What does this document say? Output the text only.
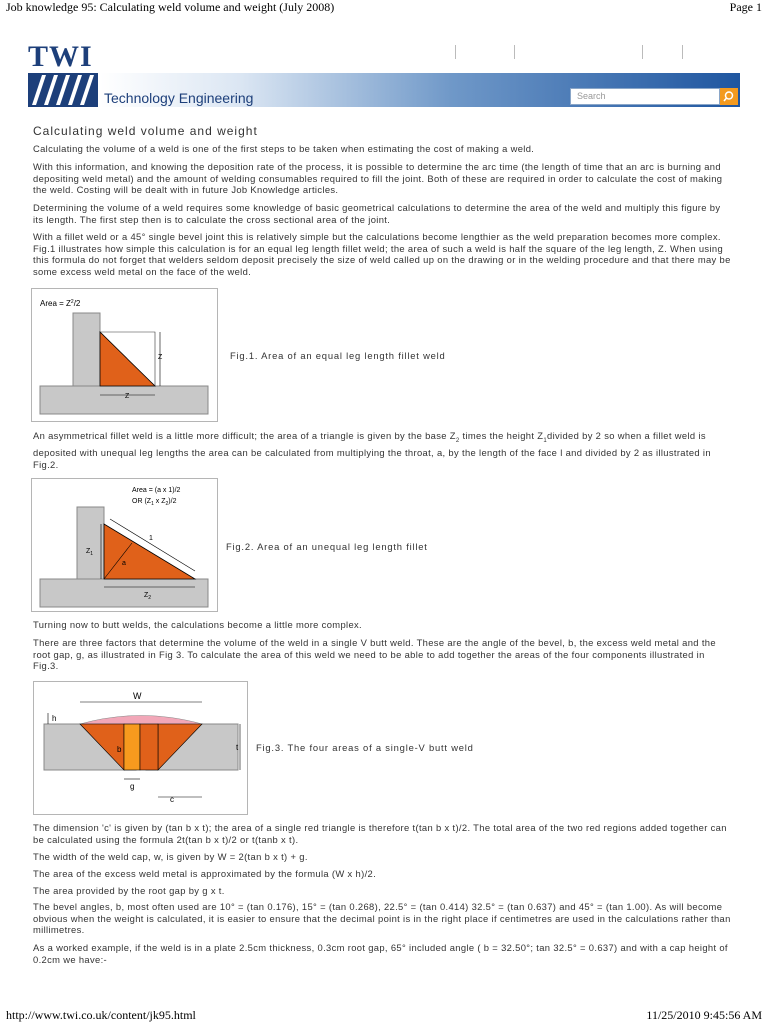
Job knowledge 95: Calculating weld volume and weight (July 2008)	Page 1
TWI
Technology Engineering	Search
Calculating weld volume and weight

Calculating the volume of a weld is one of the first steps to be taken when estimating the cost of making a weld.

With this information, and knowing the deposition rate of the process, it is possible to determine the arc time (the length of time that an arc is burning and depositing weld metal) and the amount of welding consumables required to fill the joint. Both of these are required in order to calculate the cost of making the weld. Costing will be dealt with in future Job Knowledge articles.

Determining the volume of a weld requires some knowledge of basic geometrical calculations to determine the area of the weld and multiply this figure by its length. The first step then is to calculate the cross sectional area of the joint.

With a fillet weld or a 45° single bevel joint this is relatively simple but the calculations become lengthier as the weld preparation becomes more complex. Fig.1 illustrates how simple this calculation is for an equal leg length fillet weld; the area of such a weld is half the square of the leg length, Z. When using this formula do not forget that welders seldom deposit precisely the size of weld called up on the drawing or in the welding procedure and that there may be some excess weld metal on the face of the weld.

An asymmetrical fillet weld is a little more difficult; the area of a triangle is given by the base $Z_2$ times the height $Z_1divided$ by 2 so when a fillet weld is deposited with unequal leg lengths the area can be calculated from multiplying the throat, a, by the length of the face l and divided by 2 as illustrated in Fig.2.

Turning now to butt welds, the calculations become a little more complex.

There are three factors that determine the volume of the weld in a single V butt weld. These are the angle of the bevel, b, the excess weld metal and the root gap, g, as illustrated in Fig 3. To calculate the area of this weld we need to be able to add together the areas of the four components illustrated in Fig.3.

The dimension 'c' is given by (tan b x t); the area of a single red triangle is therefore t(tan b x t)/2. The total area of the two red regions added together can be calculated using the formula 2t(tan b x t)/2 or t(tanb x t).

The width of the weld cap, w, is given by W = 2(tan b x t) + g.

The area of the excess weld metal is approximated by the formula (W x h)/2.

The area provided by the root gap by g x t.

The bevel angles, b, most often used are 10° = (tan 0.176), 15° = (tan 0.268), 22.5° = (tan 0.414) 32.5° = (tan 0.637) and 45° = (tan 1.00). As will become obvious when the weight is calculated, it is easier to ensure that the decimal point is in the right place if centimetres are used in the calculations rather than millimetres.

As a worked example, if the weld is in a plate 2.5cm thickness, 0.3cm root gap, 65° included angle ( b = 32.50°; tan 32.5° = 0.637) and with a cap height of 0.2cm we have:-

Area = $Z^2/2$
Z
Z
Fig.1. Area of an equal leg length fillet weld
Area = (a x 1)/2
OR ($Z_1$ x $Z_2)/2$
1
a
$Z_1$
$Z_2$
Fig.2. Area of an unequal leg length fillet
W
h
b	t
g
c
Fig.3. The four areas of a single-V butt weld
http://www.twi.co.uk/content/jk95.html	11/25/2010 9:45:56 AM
...
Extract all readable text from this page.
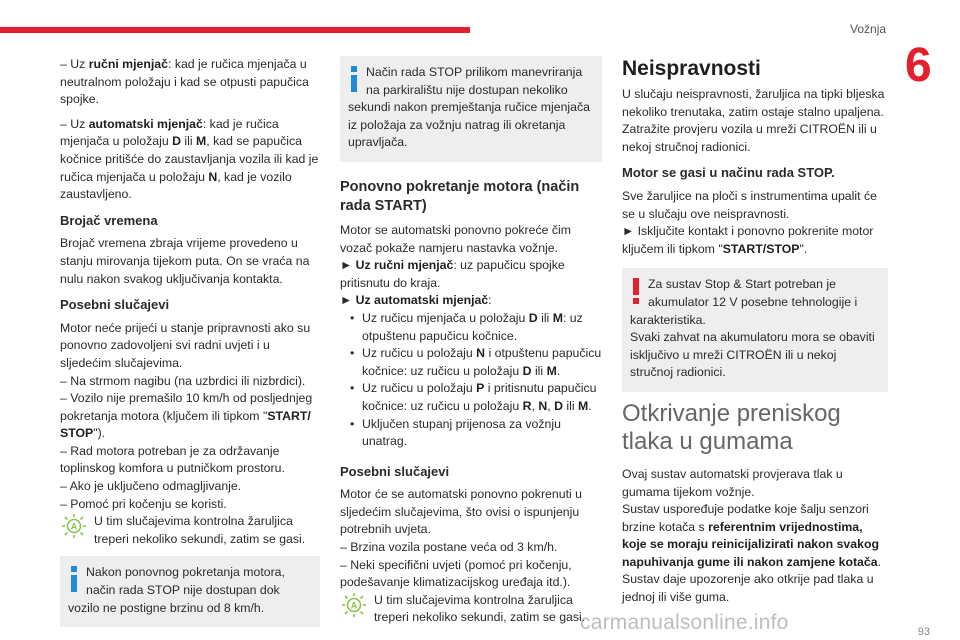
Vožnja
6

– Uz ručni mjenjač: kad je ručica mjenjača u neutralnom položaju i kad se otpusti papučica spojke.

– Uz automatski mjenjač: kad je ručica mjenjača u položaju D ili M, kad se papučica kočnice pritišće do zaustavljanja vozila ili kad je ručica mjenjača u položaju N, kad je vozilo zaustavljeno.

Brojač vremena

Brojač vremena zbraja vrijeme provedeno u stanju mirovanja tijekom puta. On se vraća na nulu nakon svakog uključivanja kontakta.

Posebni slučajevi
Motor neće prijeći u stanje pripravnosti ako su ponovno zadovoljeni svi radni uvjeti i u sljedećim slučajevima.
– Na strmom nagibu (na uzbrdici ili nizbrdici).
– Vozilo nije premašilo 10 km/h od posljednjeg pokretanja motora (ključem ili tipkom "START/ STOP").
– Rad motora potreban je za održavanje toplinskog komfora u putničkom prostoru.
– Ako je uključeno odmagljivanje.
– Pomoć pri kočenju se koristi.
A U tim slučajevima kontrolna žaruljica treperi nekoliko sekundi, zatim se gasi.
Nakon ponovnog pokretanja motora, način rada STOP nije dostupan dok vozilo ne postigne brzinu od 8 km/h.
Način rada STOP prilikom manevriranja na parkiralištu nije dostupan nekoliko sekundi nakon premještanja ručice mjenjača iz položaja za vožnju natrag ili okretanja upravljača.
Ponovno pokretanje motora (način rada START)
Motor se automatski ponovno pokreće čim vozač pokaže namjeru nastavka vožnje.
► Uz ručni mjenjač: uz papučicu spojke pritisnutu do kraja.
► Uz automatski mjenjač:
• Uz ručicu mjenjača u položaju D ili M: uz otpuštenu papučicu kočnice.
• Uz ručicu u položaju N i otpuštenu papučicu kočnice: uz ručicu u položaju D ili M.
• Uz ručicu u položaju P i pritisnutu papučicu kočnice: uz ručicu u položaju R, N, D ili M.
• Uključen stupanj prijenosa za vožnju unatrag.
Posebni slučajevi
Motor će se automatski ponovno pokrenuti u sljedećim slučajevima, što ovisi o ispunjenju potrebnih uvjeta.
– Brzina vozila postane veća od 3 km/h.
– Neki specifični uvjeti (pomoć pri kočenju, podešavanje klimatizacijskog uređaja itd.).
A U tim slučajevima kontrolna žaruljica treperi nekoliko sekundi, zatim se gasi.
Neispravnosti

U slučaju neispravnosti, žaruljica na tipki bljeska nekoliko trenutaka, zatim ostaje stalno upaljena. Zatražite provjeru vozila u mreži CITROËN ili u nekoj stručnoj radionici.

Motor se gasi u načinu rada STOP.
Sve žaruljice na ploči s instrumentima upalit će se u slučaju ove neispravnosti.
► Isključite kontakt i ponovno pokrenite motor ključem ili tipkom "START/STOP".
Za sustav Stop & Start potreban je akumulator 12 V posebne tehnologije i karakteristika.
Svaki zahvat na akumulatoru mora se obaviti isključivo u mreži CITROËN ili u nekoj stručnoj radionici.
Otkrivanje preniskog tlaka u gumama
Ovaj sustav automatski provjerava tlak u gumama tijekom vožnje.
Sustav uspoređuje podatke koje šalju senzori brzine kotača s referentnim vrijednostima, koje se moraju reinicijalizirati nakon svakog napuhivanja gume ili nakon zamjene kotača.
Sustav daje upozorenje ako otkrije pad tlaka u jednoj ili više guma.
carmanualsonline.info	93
--
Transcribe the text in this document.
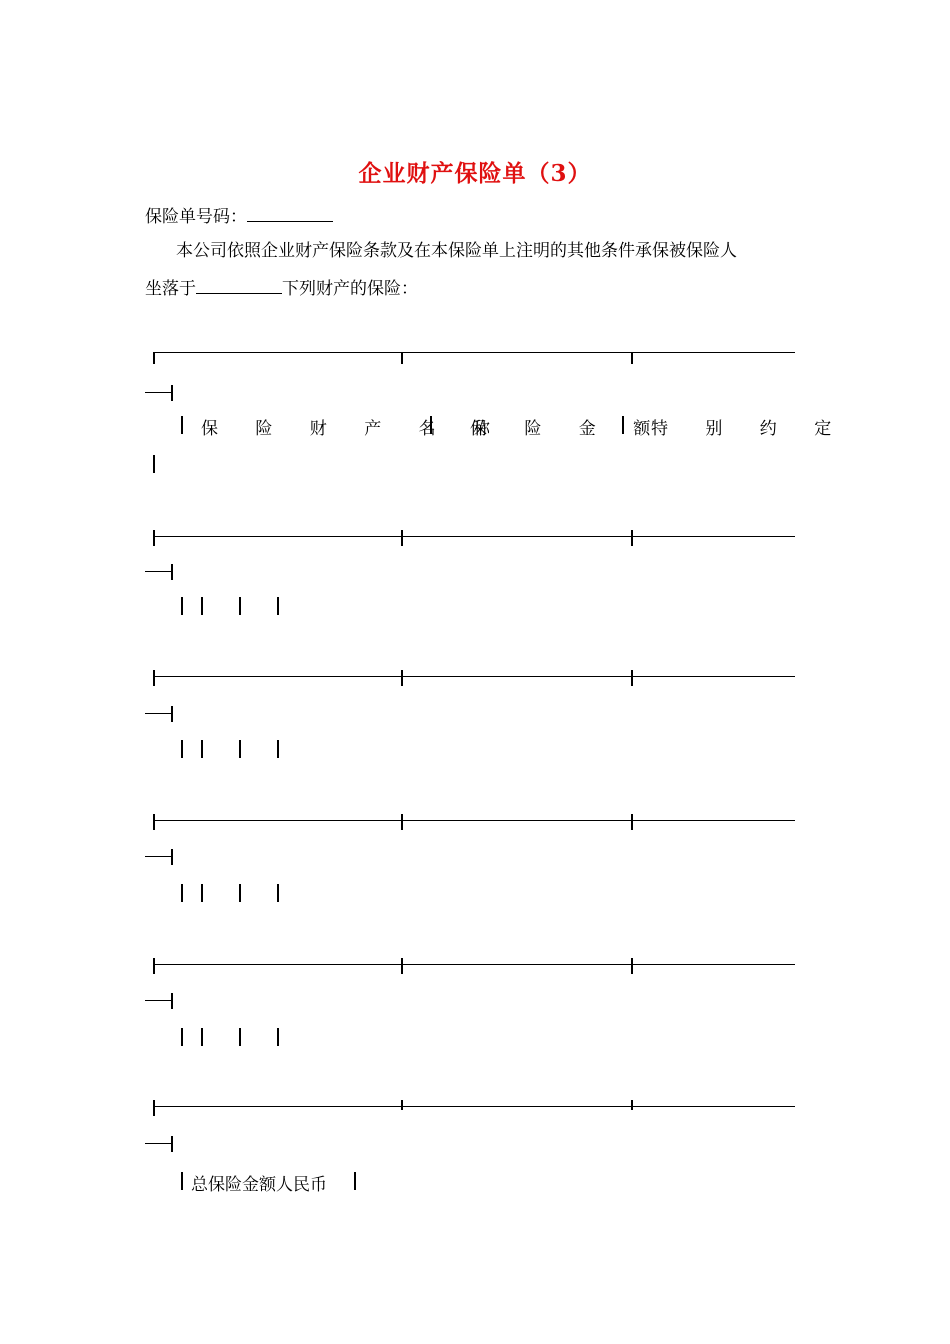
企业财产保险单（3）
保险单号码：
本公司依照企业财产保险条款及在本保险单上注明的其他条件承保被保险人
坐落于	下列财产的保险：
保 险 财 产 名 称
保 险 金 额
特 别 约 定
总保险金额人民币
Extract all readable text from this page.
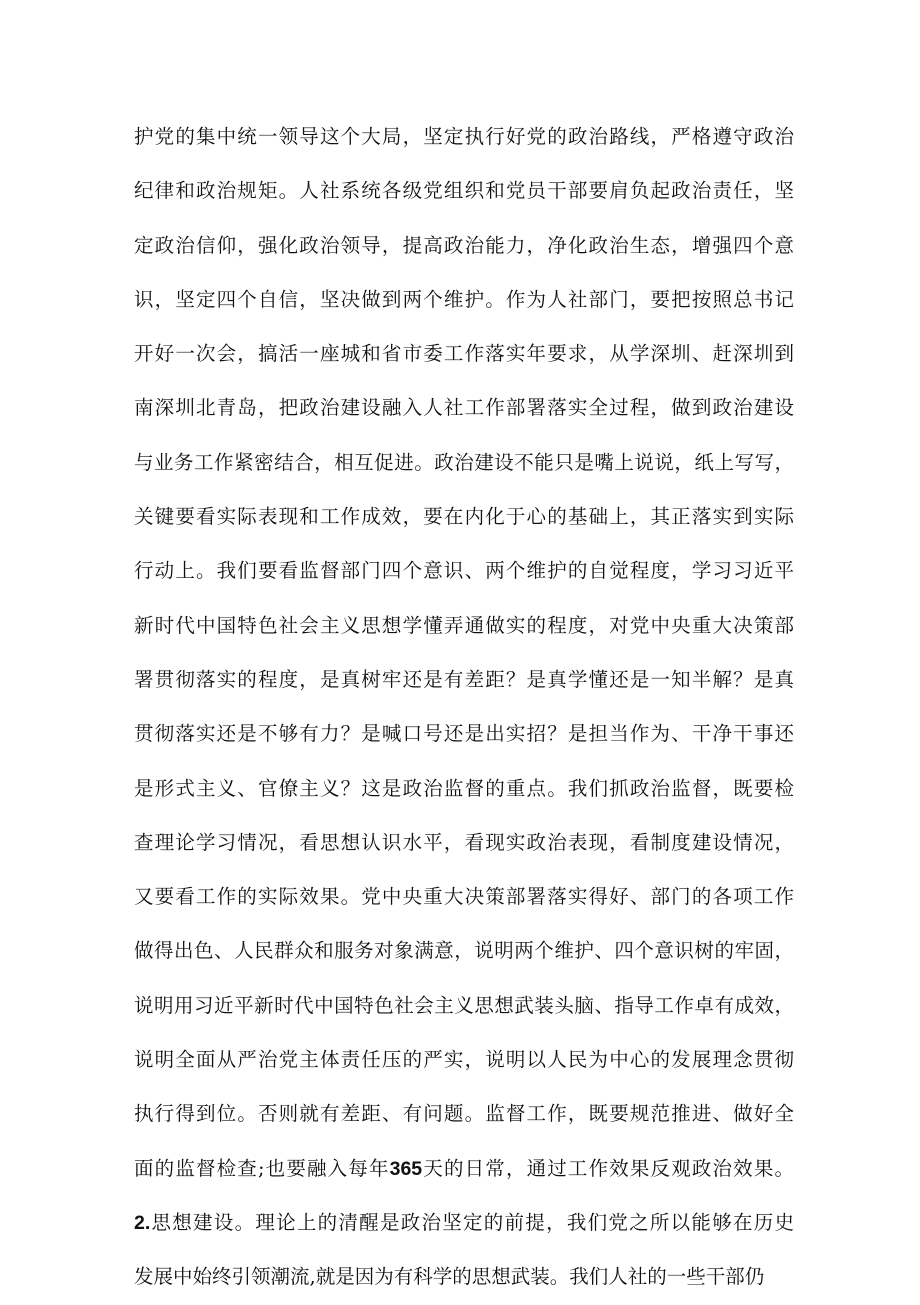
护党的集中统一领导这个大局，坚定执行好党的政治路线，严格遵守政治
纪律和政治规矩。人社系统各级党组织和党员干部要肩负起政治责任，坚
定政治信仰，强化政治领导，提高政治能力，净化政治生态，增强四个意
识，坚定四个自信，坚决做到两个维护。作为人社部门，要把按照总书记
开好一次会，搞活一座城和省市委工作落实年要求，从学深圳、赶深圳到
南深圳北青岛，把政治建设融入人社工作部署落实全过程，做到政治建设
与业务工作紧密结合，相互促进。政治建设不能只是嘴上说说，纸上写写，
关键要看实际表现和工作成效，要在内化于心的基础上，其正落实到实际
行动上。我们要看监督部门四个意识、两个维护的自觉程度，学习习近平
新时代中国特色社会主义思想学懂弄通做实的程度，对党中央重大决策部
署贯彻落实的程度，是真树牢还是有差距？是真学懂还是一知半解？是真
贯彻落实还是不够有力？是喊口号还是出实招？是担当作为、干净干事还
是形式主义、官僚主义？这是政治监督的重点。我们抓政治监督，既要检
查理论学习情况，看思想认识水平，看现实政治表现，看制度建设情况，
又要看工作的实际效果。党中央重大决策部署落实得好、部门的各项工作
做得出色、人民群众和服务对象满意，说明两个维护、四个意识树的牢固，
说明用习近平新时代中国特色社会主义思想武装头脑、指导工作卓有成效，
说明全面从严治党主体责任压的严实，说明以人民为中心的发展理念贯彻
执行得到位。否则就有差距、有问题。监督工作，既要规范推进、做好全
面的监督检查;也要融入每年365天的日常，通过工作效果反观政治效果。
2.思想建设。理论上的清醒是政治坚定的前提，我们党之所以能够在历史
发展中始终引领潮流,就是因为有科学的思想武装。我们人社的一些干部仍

■ **Task brief**
Return each line with "triangle".

■ **Solved exercise**
An asymmetrical fillet weld is a little more difficult; the area of a triangle is given by the base $Z_2$ times the height $Z_1divided$ by 2 so when a fillet weld is deposited with unequal leg lengths the area can be calculated from multiplying the throat, a, by the length of the face l and divided by 2 as illustrated in Fig.2.
The dimension 'c' is given by (tan b x t); the area of a single red triangle is therefore t(tan b x t)/2. The total area of the two red regions added together can be calculated using the formula 2t(tan b x t)/2 or t(tanb x t).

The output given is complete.